• Data provided:
______
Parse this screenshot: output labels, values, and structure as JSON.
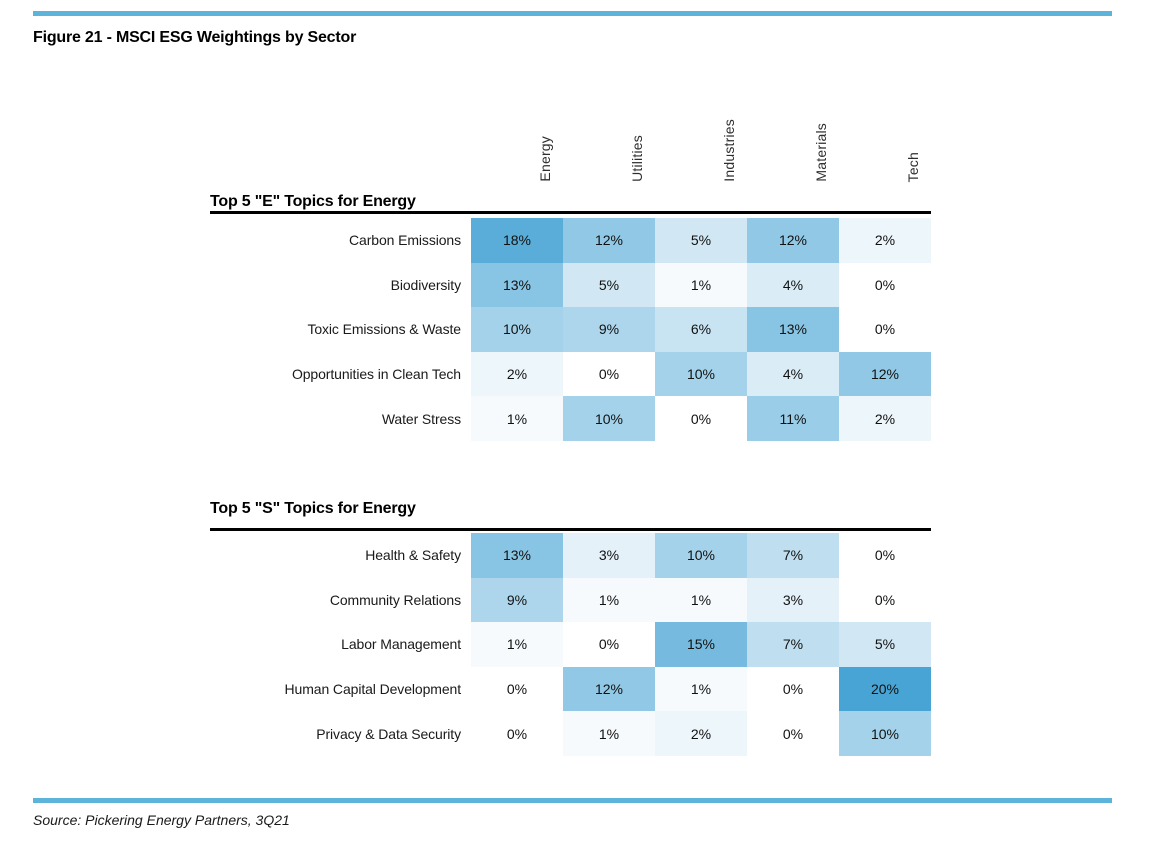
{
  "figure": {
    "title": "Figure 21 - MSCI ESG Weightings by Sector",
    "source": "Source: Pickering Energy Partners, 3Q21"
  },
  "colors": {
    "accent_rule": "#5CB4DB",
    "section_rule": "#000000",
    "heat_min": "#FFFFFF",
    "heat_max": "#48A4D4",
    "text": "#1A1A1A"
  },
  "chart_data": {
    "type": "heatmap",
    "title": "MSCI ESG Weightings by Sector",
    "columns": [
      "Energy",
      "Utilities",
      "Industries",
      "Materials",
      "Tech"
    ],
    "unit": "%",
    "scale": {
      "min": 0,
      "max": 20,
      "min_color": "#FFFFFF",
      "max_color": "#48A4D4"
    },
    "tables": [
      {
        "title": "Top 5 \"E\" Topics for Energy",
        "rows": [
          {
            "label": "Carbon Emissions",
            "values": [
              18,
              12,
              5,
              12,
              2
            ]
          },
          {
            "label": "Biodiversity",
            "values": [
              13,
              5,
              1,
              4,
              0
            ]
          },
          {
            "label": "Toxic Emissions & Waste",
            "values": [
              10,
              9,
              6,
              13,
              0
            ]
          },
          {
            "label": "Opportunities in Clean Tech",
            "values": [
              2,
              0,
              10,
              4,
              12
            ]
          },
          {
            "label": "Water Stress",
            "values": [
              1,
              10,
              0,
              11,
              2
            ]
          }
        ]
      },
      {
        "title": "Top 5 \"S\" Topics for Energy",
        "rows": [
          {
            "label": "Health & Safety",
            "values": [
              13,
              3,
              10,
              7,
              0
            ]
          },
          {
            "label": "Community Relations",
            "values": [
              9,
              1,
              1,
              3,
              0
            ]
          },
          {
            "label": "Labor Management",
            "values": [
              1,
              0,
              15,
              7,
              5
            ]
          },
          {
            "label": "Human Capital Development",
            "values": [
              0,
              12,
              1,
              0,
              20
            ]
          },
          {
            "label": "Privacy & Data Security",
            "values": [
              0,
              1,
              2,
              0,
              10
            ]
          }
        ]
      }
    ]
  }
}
______
• Direction:
Above are some records. Count the lines among them with the word "Emissions", and answer with the number only.

• Exercise response:
2